** EXERCISE **
From the material below, list every line containing "temperature".

** EXERCISE INPUTS **
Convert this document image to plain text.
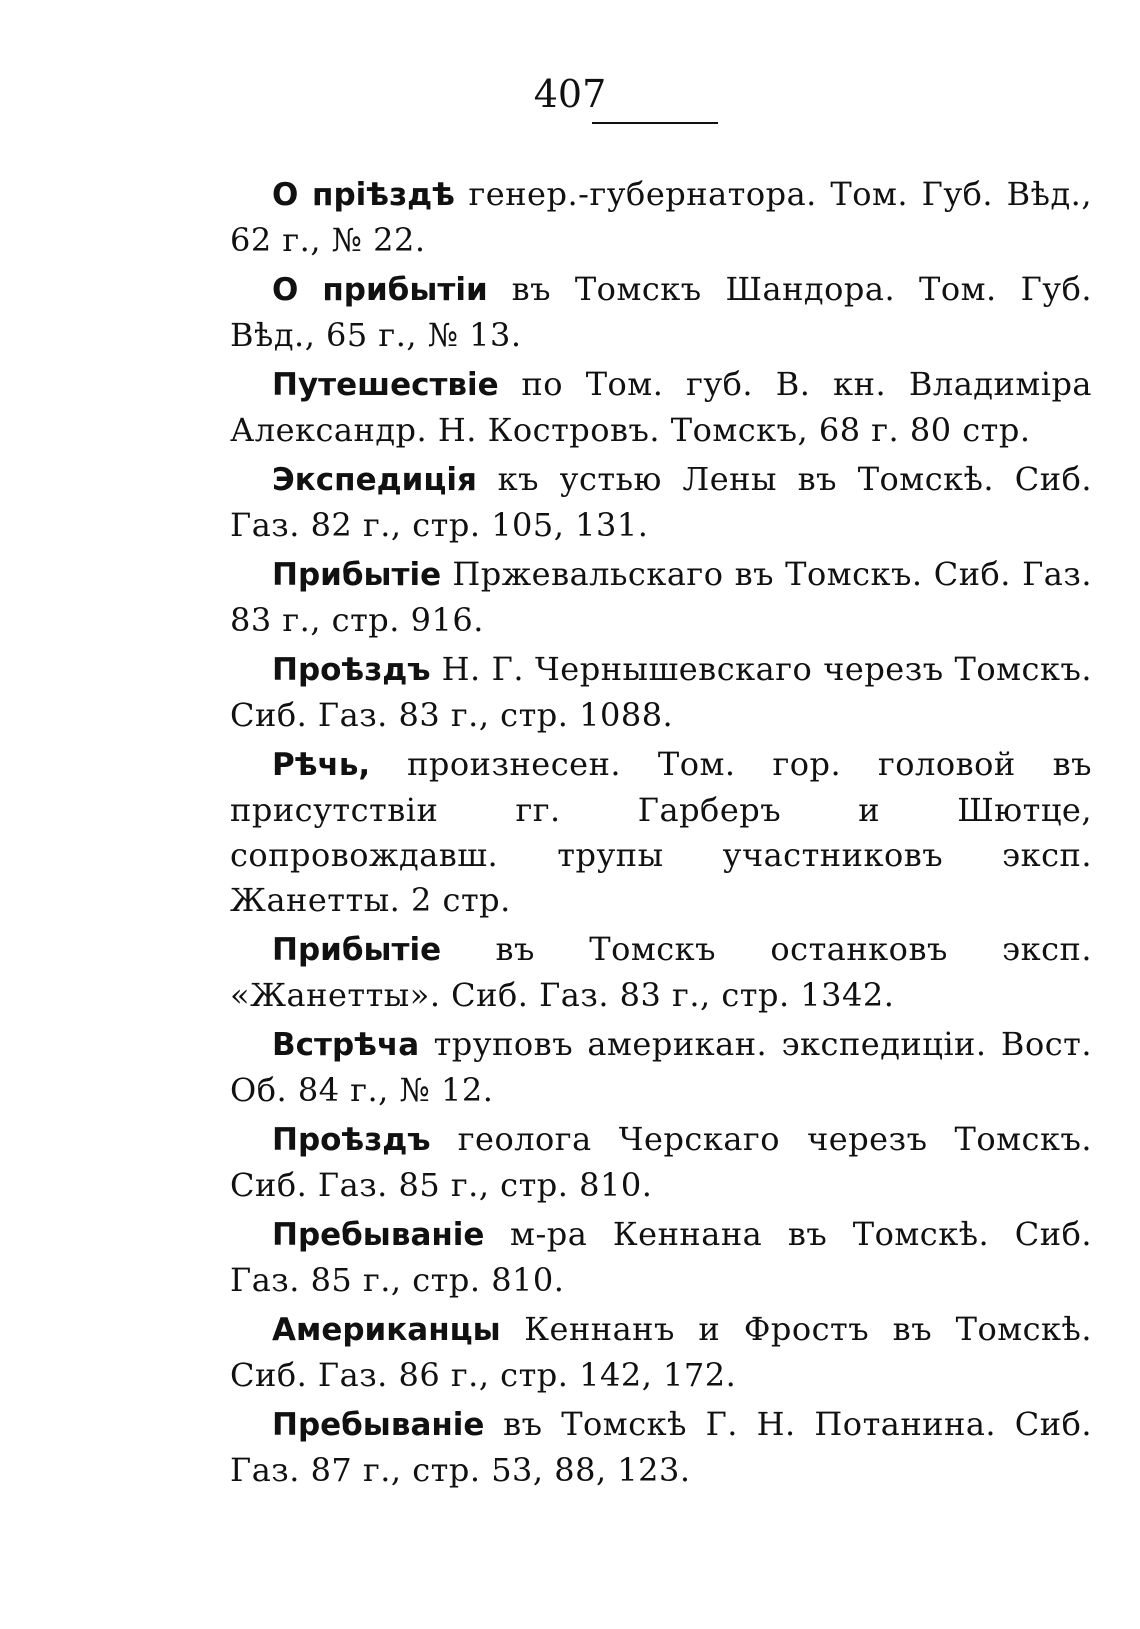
407

О пріѣздѣ генер.-губернатора. Том. Губ. Вѣд., 62 г., № 22.

О прибытіи въ Томскъ Шандора. Том. Губ. Вѣд., 65 г., № 13.

Путешествіе по Том. губ. В. кн. Владиміра Александр. Н. Костровъ. Томскъ, 68 г. 80 стр.

Экспедиція къ устью Лены въ Томскѣ. Сиб. Газ. 82 г., стр. 105, 131.

Прибытіе Пржевальскаго въ Томскъ. Сиб. Газ. 83 г., стр. 916.

Проѣздъ Н. Г. Чернышевскаго черезъ Томскъ. Сиб. Газ. 83 г., стр. 1088.

Рѣчь, произнесен. Том. гор. головой въ присутствіи гг. Гарберъ и Шютце, сопровождавш. трупы участниковъ эксп. Жанетты. 2 стр.

Прибытіе въ Томскъ останковъ эксп. «Жанетты». Сиб. Газ. 83 г., стр. 1342.

Встрѣча труповъ американ. экспедиціи. Вост. Об. 84 г., № 12.

Проѣздъ геолога Черскаго черезъ Томскъ. Сиб. Газ. 85 г., стр. 810.

Пребываніе м-ра Кеннана въ Томскѣ. Сиб. Газ. 85 г., стр. 810.

Американцы Кеннанъ и Фростъ въ Томскѣ. Сиб. Газ. 86 г., стр. 142, 172.

Пребываніе въ Томскѣ Г. Н. Потанина. Сиб. Газ. 87 г., стр. 53, 88, 123.
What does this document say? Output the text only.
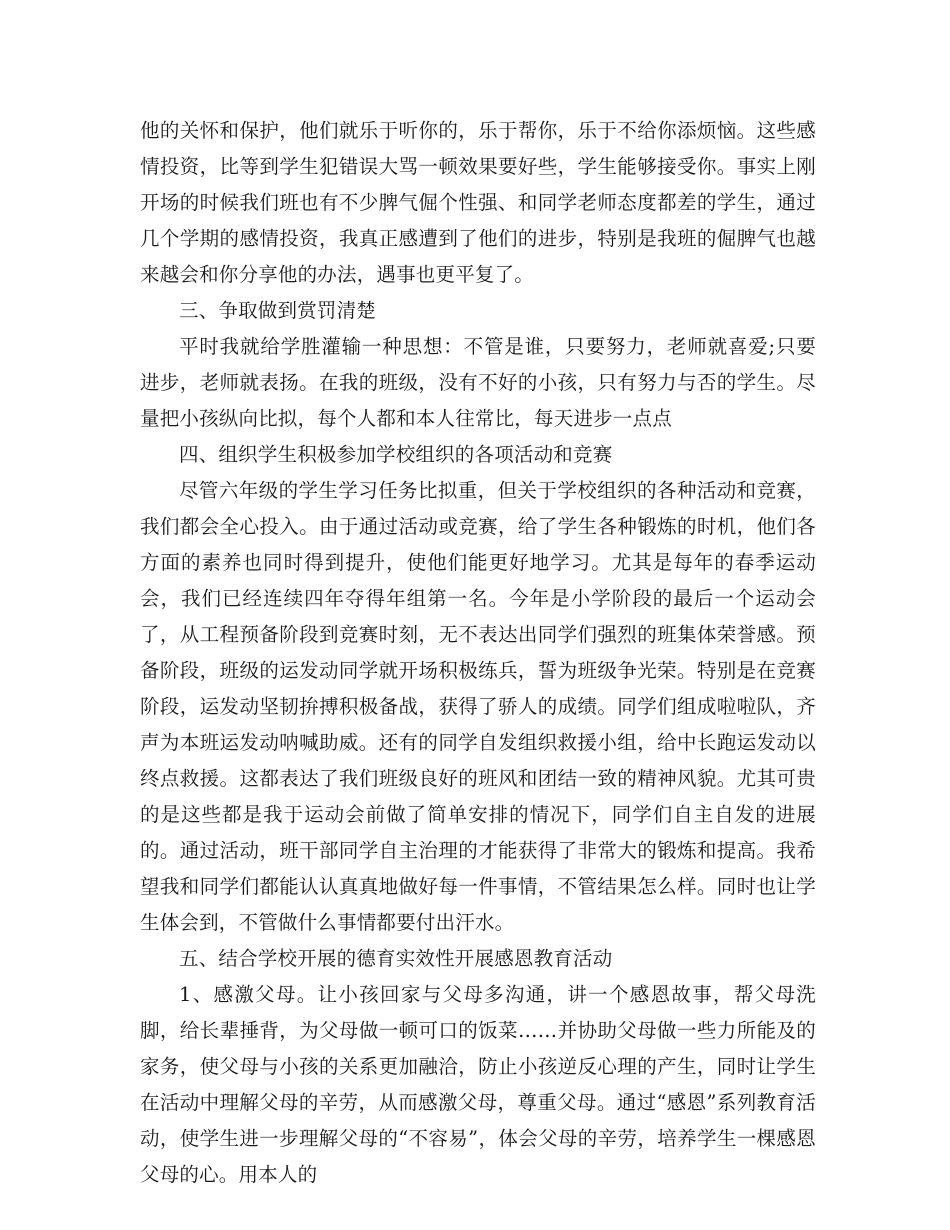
他的关怀和保护，他们就乐于听你的，乐于帮你，乐于不给你添烦恼。这些感情投资，比等到学生犯错误大骂一顿效果要好些，学生能够接受你。事实上刚开场的时候我们班也有不少脾气倔个性强、和同学老师态度都差的学生，通过几个学期的感情投资，我真正感遭到了他们的进步，特别是我班的倔脾气也越来越会和你分享他的办法，遇事也更平复了。

三、争取做到赏罚清楚

平时我就给学胜灌输一种思想：不管是谁，只要努力，老师就喜爱;只要进步，老师就表扬。在我的班级，没有不好的小孩，只有努力与否的学生。尽量把小孩纵向比拟，每个人都和本人往常比，每天进步一点点

四、组织学生积极参加学校组织的各项活动和竞赛

尽管六年级的学生学习任务比拟重，但关于学校组织的各种活动和竞赛，我们都会全心投入。由于通过活动或竞赛，给了学生各种锻炼的时机，他们各方面的素养也同时得到提升，使他们能更好地学习。尤其是每年的春季运动会，我们已经连续四年夺得年组第一名。今年是小学阶段的最后一个运动会了，从工程预备阶段到竞赛时刻，无不表达出同学们强烈的班集体荣誉感。预备阶段，班级的运发动同学就开场积极练兵，誓为班级争光荣。特别是在竞赛阶段，运发动坚韧拚搏积极备战，获得了骄人的成绩。同学们组成啦啦队，齐声为本班运发动呐喊助威。还有的同学自发组织救援小组，给中长跑运发动以终点救援。这都表达了我们班级良好的班风和团结一致的精神风貌。尤其可贵的是这些都是我于运动会前做了简单安排的情况下，同学们自主自发的进展的。通过活动，班干部同学自主治理的才能获得了非常大的锻炼和提高。我希望我和同学们都能认认真真地做好每一件事情，不管结果怎么样。同时也让学生体会到，不管做什么事情都要付出汗水。

五、结合学校开展的德育实效性开展感恩教育活动

1、感激父母。让小孩回家与父母多沟通，讲一个感恩故事，帮父母洗脚，给长辈捶背，为父母做一顿可口的饭菜……并协助父母做一些力所能及的家务，使父母与小孩的关系更加融洽，防止小孩逆反心理的产生，同时让学生在活动中理解父母的辛劳，从而感激父母，尊重父母。通过“感恩”系列教育活动，使学生进一步理解父母的“不容易”，体会父母的辛劳，培养学生一棵感恩父母的心。用本人的
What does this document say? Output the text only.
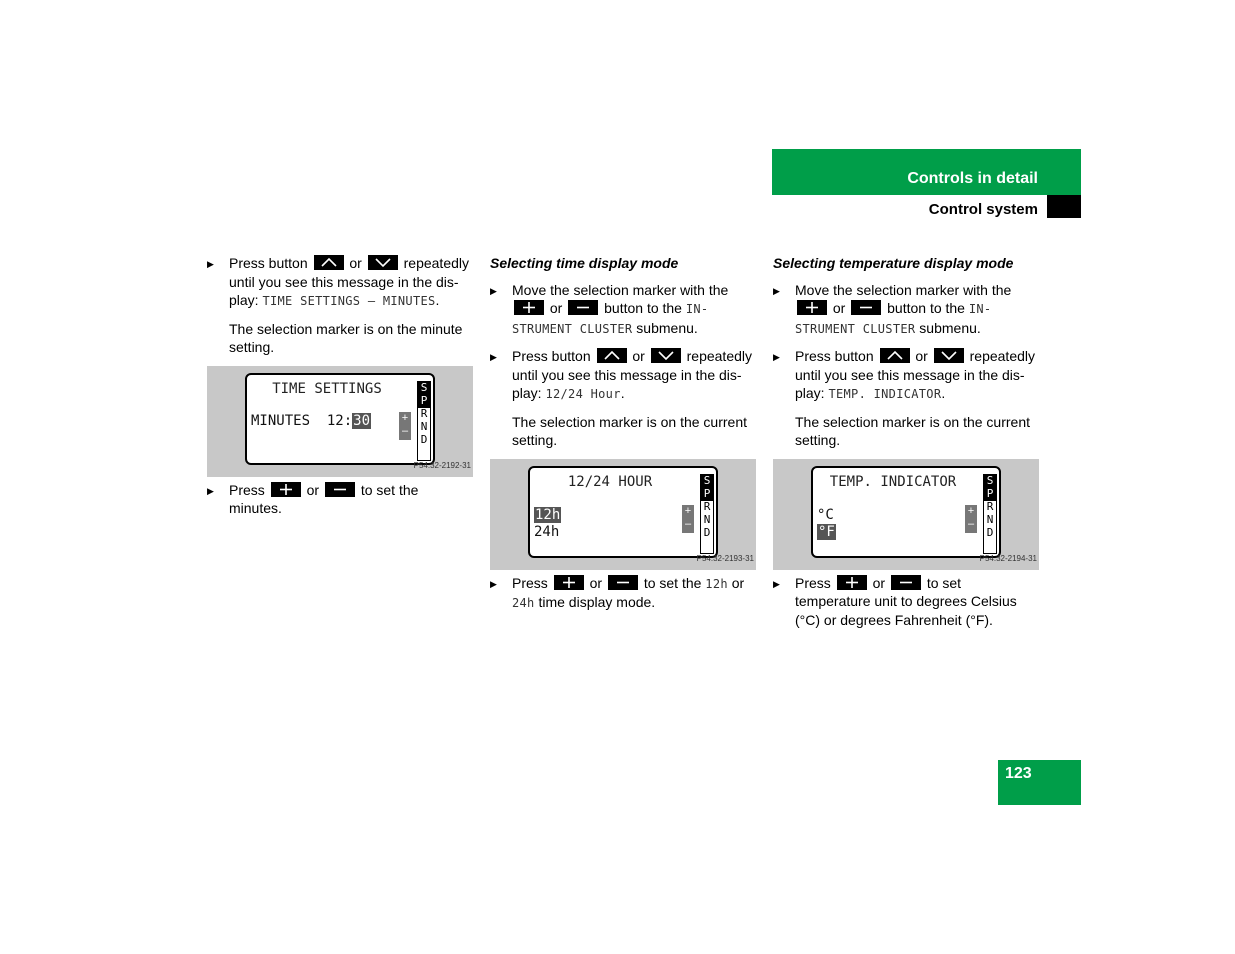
Controls in detail
Control system
▶ Press button	or	repeatedly until you see this message in the dis-play: TIME SETTINGS – MINUTES.
The selection marker is on the minute setting.
TIME SETTINGS
MINUTES 12:30	+
–
S
P
R
N
D
P54.32-2192-31
▶ Press	or	to set the minutes.
Selecting time display mode
▶ Move the selection marker with the
or	button to the IN-STRUMENT CLUSTER submenu.
▶ Press button	or	repeatedly until you see this message in the dis-play: 12/24 Hour.
The selection marker is on the current setting.
12/24 HOUR
12h
24h
+
–
S
P
R
N
D
P54.32-2193-31
▶ Press	or	to set the 12h or 24h time display mode.
Selecting temperature display mode
▶ Move the selection marker with the
or	button to the IN-STRUMENT CLUSTER submenu.
▶ Press button	or	repeatedly until you see this message in the dis-play: TEMP. INDICATOR.
The selection marker is on the current setting.
TEMP. INDICATOR
°C
°F
+
–
S
P
R
N
D
P54.32-2194-31
▶ Press	or	to set temperature unit to degrees Celsius (°C) or degrees Fahrenheit (°F).
123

** TASK ANSWER **
Selecting temperature display mode
▶ Press	or	to set temperature unit to degrees Celsius (°C) or degrees Fahrenheit (°F).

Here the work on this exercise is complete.